_TASK DETAILS_
Each record below must be returned exactly as shown.

_EXERCISE DATA_

○ ○ ○ ○

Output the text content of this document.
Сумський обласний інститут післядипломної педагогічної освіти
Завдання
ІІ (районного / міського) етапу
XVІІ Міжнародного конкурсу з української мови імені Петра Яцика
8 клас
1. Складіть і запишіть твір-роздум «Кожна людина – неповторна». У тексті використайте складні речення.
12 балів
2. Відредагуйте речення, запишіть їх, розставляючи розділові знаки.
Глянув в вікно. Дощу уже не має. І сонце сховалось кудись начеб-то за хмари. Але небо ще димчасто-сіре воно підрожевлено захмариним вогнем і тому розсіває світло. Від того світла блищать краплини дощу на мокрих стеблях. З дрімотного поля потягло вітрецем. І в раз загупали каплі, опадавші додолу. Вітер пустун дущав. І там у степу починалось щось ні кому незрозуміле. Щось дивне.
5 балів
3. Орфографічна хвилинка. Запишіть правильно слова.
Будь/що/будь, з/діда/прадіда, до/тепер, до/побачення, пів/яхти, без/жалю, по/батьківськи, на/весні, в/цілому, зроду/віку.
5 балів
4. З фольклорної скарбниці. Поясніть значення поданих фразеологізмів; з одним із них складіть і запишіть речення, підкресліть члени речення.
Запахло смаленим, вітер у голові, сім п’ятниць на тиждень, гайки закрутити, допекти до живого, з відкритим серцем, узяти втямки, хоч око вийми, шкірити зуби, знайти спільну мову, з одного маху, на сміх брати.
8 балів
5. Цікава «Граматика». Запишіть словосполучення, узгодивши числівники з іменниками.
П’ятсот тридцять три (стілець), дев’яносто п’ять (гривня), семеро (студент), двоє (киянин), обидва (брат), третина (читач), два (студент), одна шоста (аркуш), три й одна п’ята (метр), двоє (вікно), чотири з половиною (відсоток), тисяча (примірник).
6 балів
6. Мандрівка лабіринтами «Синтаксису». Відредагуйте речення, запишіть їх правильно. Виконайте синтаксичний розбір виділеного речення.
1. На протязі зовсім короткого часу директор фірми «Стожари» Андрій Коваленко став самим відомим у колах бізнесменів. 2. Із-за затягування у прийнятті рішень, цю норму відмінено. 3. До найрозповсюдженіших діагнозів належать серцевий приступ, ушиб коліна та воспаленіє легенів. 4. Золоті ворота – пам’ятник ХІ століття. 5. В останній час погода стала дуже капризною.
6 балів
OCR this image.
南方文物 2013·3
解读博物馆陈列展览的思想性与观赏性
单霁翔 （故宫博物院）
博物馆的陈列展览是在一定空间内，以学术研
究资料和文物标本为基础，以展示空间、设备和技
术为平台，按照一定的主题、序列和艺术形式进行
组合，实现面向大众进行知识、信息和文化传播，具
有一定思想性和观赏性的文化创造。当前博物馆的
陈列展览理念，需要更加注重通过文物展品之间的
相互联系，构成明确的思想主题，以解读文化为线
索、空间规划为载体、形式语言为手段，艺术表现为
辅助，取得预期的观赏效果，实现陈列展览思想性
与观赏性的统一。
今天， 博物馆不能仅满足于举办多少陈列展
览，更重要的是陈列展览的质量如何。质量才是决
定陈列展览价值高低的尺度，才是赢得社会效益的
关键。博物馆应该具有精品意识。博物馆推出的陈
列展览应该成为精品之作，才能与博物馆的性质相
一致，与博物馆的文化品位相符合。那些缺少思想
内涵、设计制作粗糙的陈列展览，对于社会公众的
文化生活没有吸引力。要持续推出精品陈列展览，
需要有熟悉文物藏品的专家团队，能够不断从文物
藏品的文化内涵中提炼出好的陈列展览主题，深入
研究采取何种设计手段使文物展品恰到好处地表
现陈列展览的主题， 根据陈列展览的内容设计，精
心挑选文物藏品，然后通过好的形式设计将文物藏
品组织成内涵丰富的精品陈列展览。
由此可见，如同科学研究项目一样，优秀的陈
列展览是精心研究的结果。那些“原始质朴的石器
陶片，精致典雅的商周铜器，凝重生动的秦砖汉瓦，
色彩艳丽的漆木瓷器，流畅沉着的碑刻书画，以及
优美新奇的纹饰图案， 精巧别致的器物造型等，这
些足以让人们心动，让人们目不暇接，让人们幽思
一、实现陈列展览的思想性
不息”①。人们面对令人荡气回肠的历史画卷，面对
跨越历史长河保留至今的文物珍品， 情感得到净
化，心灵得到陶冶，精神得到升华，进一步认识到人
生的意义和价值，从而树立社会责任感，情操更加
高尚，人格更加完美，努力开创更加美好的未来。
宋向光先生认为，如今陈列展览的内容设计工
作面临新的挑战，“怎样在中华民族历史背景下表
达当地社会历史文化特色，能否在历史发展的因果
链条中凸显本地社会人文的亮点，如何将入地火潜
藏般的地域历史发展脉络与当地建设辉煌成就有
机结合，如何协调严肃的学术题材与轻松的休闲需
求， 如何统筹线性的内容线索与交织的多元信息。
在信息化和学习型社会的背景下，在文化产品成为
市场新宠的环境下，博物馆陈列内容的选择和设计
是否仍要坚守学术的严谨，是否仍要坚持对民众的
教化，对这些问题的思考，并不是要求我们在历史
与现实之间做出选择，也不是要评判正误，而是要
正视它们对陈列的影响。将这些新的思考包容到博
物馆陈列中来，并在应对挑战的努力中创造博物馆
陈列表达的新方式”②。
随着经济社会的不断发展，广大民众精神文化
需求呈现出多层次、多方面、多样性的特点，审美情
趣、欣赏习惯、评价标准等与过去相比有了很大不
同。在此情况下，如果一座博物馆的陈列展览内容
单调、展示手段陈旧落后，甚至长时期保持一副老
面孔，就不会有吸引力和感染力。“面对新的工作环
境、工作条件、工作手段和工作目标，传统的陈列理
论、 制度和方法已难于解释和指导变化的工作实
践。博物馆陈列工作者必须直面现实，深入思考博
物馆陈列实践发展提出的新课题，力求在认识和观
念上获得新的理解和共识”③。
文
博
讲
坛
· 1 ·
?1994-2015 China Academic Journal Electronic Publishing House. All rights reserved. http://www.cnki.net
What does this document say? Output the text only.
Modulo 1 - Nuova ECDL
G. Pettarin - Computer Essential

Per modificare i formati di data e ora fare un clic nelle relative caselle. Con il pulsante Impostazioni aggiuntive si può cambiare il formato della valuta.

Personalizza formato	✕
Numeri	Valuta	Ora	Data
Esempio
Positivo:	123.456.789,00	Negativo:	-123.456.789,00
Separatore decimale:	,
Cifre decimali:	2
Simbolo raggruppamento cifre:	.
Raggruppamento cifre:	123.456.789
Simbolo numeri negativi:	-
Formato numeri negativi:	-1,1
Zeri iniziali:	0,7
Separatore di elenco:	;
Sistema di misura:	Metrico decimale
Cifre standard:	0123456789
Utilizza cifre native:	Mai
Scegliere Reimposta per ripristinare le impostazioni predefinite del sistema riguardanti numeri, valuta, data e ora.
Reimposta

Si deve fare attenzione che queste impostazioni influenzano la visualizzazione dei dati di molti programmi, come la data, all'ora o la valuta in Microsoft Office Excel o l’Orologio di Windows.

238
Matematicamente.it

○ ○ ○ ○

_FULL ANSWER_
Output the text content of this document.
Сумський обласний інститут післядипломної педагогічної освіти
Завдання
ІІ (районного / міського) етапу
XVІІ Міжнародного конкурсу з української мови імені Петра Яцика
8 клас
1. Складіть і запишіть твір-роздум «Кожна людина – неповторна». У тексті використайте складні речення.
12 балів
2. Відредагуйте речення, запишіть їх, розставляючи розділові знаки.
Глянув в вікно. Дощу уже не має. І сонце сховалось кудись начеб-то за хмари. Але небо ще димчасто-сіре воно підрожевлено захмариним вогнем і тому розсіває світло. Від того світла блищать краплини дощу на мокрих стеблях. З дрімотного поля потягло вітрецем. І в раз загупали каплі, опадавші додолу. Вітер пустун дущав. І там у степу починалось щось ні кому незрозуміле. Щось дивне.
5 балів
3. Орфографічна хвилинка. Запишіть правильно слова.
Будь/що/будь, з/діда/прадіда, до/тепер, до/побачення, пів/яхти, без/жалю, по/батьківськи, на/весні, в/цілому, зроду/віку.
5 балів
4. З фольклорної скарбниці. Поясніть значення поданих фразеологізмів; з одним із них складіть і запишіть речення, підкресліть члени речення.
Запахло смаленим, вітер у голові, сім п’ятниць на тиждень, гайки закрутити, допекти до живого, з відкритим серцем, узяти втямки, хоч око вийми, шкірити зуби, знайти спільну мову, з одного маху, на сміх брати.
8 балів
5. Цікава «Граматика». Запишіть словосполучення, узгодивши числівники з іменниками.
П’ятсот тридцять три (стілець), дев’яносто п’ять (гривня), семеро (студент), двоє (киянин), обидва (брат), третина (читач), два (студент), одна шоста (аркуш), три й одна п’ята (метр), двоє (вікно), чотири з половиною (відсоток), тисяча (примірник).
6 балів
6. Мандрівка лабіринтами «Синтаксису». Відредагуйте речення, запишіть їх правильно. Виконайте синтаксичний розбір виділеного речення.
1. На протязі зовсім короткого часу директор фірми «Стожари» Андрій Коваленко став самим відомим у колах бізнесменів. 2. Із-за затягування у прийнятті рішень, цю норму відмінено. 3. До найрозповсюдженіших діагнозів належать серцевий приступ, ушиб коліна та воспаленіє легенів. 4. Золоті ворота – пам’ятник ХІ століття. 5. В останній час погода стала дуже капризною.
6 балів
OCR this image.
南方文物 2013·3
解读博物馆陈列展览的思想性与观赏性
单霁翔 （故宫博物院）
博物馆的陈列展览是在一定空间内，以学术研
究资料和文物标本为基础，以展示空间、设备和技
术为平台，按照一定的主题、序列和艺术形式进行
组合，实现面向大众进行知识、信息和文化传播，具
有一定思想性和观赏性的文化创造。当前博物馆的
陈列展览理念，需要更加注重通过文物展品之间的
相互联系，构成明确的思想主题，以解读文化为线
索、空间规划为载体、形式语言为手段，艺术表现为
辅助，取得预期的观赏效果，实现陈列展览思想性
与观赏性的统一。
今天， 博物馆不能仅满足于举办多少陈列展
览，更重要的是陈列展览的质量如何。质量才是决
定陈列展览价值高低的尺度，才是赢得社会效益的
关键。博物馆应该具有精品意识。博物馆推出的陈
列展览应该成为精品之作，才能与博物馆的性质相
一致，与博物馆的文化品位相符合。那些缺少思想
内涵、设计制作粗糙的陈列展览，对于社会公众的
文化生活没有吸引力。要持续推出精品陈列展览，
需要有熟悉文物藏品的专家团队，能够不断从文物
藏品的文化内涵中提炼出好的陈列展览主题，深入
研究采取何种设计手段使文物展品恰到好处地表
现陈列展览的主题， 根据陈列展览的内容设计，精
心挑选文物藏品，然后通过好的形式设计将文物藏
品组织成内涵丰富的精品陈列展览。
由此可见，如同科学研究项目一样，优秀的陈
列展览是精心研究的结果。那些“原始质朴的石器
陶片，精致典雅的商周铜器，凝重生动的秦砖汉瓦，
色彩艳丽的漆木瓷器，流畅沉着的碑刻书画，以及
优美新奇的纹饰图案， 精巧别致的器物造型等，这
些足以让人们心动，让人们目不暇接，让人们幽思
一、实现陈列展览的思想性
不息”①。人们面对令人荡气回肠的历史画卷，面对
跨越历史长河保留至今的文物珍品， 情感得到净
化，心灵得到陶冶，精神得到升华，进一步认识到人
生的意义和价值，从而树立社会责任感，情操更加
高尚，人格更加完美，努力开创更加美好的未来。
宋向光先生认为，如今陈列展览的内容设计工
作面临新的挑战，“怎样在中华民族历史背景下表
达当地社会历史文化特色，能否在历史发展的因果
链条中凸显本地社会人文的亮点，如何将入地火潜
藏般的地域历史发展脉络与当地建设辉煌成就有
机结合，如何协调严肃的学术题材与轻松的休闲需
求， 如何统筹线性的内容线索与交织的多元信息。
在信息化和学习型社会的背景下，在文化产品成为
市场新宠的环境下，博物馆陈列内容的选择和设计
是否仍要坚守学术的严谨，是否仍要坚持对民众的
教化，对这些问题的思考，并不是要求我们在历史
与现实之间做出选择，也不是要评判正误，而是要
正视它们对陈列的影响。将这些新的思考包容到博
物馆陈列中来，并在应对挑战的努力中创造博物馆
陈列表达的新方式”②。
随着经济社会的不断发展，广大民众精神文化
需求呈现出多层次、多方面、多样性的特点，审美情
趣、欣赏习惯、评价标准等与过去相比有了很大不
同。在此情况下，如果一座博物馆的陈列展览内容
单调、展示手段陈旧落后，甚至长时期保持一副老
面孔，就不会有吸引力和感染力。“面对新的工作环
境、工作条件、工作手段和工作目标，传统的陈列理
论、 制度和方法已难于解释和指导变化的工作实
践。博物馆陈列工作者必须直面现实，深入思考博
物馆陈列实践发展提出的新课题，力求在认识和观
念上获得新的理解和共识”③。
文
博
讲
坛
· 1 ·
?1994-2015 China Academic Journal Electronic Publishing House. All rights reserved. http://www.cnki.net
What does this document say? Output the text only.
Modulo 1 - Nuova ECDL
G. Pettarin - Computer Essential

Per modificare i formati di data e ora fare un clic nelle relative caselle. Con il pulsante Impostazioni aggiuntive si può cambiare il formato della valuta.

Personalizza formato	✕
Numeri	Valuta	Ora	Data
Esempio
Positivo:	123.456.789,00	Negativo:	-123.456.789,00
Separatore decimale:	,
Cifre decimali:	2
Simbolo raggruppamento cifre:	.
Raggruppamento cifre:	123.456.789
Simbolo numeri negativi:	-
Formato numeri negativi:	-1,1
Zeri iniziali:	0,7
Separatore di elenco:	;
Sistema di misura:	Metrico decimale
Cifre standard:	0123456789
Utilizza cifre native:	Mai
Scegliere Reimposta per ripristinare le impostazioni predefinite del sistema riguardanti numeri, valuta, data e ora.
Reimposta

Si deve fare attenzione che queste impostazioni influenzano la visualizzazione dei dati di molti programmi, come la data, all'ora o la valuta in Microsoft Office Excel o l’Orologio di Windows.

238
Matematicamente.it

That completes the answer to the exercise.